**Data for this task**

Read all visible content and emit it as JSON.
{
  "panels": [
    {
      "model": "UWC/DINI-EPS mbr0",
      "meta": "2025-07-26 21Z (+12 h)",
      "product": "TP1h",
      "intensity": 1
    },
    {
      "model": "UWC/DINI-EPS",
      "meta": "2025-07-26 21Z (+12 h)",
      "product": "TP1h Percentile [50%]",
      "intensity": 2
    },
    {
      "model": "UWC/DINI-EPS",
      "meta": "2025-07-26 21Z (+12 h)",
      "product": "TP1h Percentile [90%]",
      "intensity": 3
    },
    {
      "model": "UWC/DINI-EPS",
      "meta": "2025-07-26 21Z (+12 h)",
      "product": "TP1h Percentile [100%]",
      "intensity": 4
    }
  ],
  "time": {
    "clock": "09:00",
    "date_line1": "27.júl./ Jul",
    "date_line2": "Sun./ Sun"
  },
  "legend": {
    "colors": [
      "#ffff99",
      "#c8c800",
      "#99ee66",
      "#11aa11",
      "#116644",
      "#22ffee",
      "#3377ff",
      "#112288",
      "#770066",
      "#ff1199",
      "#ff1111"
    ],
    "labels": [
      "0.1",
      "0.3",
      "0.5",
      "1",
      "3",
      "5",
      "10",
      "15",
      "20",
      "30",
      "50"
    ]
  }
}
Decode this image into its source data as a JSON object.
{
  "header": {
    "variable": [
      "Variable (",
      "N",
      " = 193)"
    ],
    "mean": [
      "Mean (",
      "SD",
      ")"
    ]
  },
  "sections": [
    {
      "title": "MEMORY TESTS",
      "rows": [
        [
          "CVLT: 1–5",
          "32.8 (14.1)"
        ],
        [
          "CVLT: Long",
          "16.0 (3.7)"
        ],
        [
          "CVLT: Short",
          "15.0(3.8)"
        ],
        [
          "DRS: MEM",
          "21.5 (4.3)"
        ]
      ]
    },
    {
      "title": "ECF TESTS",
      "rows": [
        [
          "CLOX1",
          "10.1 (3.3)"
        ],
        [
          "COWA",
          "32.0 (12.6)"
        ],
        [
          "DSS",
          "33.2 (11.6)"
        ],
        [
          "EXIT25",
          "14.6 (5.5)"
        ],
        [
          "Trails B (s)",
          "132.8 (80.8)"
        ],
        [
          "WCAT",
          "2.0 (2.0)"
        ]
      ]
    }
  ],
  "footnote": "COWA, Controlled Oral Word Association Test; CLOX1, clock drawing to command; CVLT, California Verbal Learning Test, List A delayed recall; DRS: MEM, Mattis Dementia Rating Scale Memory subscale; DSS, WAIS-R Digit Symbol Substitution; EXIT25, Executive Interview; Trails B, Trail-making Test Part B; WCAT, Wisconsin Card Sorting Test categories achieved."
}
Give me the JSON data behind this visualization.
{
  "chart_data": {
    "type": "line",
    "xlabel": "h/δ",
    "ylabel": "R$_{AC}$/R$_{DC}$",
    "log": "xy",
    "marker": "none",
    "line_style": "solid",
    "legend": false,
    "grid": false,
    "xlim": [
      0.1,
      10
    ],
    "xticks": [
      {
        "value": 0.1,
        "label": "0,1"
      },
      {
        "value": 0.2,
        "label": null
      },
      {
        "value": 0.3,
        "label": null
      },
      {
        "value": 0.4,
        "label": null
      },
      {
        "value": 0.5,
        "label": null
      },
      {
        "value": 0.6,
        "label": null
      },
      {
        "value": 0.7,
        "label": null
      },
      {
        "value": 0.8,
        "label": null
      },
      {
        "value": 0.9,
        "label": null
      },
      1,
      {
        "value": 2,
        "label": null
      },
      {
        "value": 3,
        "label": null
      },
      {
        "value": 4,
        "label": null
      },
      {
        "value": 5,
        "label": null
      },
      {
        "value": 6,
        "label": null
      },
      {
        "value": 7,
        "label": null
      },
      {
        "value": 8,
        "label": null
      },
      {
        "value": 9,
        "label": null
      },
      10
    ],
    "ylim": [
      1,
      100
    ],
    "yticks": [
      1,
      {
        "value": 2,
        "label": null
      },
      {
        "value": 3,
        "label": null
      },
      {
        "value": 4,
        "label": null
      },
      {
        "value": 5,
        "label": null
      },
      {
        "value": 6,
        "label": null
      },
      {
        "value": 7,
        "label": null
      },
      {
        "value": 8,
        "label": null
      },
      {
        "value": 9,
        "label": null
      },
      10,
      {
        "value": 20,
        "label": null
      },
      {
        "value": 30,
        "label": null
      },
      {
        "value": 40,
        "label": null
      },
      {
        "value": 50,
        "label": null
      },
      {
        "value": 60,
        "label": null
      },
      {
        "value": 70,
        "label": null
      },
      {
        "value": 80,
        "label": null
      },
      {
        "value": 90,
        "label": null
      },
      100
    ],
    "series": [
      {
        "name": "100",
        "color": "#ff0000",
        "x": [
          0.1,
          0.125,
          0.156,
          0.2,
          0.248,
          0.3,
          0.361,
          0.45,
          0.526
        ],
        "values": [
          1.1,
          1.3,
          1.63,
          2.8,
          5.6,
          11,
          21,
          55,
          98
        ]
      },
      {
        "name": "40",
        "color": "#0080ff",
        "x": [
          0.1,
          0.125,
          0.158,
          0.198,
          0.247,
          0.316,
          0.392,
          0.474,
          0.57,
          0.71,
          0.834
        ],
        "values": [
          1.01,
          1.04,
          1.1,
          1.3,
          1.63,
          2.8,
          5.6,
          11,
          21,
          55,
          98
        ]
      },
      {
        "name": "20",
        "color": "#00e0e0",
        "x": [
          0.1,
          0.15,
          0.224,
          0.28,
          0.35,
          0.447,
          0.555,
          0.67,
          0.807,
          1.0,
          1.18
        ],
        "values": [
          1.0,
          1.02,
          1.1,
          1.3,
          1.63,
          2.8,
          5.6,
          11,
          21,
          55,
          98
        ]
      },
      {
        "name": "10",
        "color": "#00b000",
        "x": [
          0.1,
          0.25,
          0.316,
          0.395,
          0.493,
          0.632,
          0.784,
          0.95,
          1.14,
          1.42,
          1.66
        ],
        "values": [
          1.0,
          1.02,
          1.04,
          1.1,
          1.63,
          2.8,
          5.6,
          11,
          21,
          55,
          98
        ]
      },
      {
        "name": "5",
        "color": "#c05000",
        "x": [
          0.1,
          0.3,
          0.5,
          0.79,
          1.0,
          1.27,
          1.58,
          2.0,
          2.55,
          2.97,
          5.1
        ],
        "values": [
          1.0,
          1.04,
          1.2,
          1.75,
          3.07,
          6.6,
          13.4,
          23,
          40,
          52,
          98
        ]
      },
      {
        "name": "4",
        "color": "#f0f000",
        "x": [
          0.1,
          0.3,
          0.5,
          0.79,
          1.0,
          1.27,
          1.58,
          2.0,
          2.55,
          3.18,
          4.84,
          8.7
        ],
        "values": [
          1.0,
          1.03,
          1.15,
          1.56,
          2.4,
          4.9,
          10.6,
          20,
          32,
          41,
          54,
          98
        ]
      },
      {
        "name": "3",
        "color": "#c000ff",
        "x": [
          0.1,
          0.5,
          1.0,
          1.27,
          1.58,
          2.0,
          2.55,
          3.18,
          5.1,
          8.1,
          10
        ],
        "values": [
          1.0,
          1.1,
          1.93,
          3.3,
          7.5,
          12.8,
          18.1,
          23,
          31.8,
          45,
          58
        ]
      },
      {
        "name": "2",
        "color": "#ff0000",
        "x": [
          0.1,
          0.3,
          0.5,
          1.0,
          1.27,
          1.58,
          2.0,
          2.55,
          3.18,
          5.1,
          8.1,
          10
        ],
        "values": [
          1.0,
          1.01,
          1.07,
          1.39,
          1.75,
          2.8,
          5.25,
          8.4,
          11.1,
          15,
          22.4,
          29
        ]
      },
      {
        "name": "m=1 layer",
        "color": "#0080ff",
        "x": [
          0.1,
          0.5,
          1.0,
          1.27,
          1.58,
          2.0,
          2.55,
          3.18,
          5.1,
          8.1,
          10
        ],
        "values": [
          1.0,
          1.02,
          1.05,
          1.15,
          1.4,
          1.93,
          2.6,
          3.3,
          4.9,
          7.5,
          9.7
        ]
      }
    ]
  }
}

**Exercise brief**
Each line containing the word "COWA" counts once; report the total alone.

**Reply**
2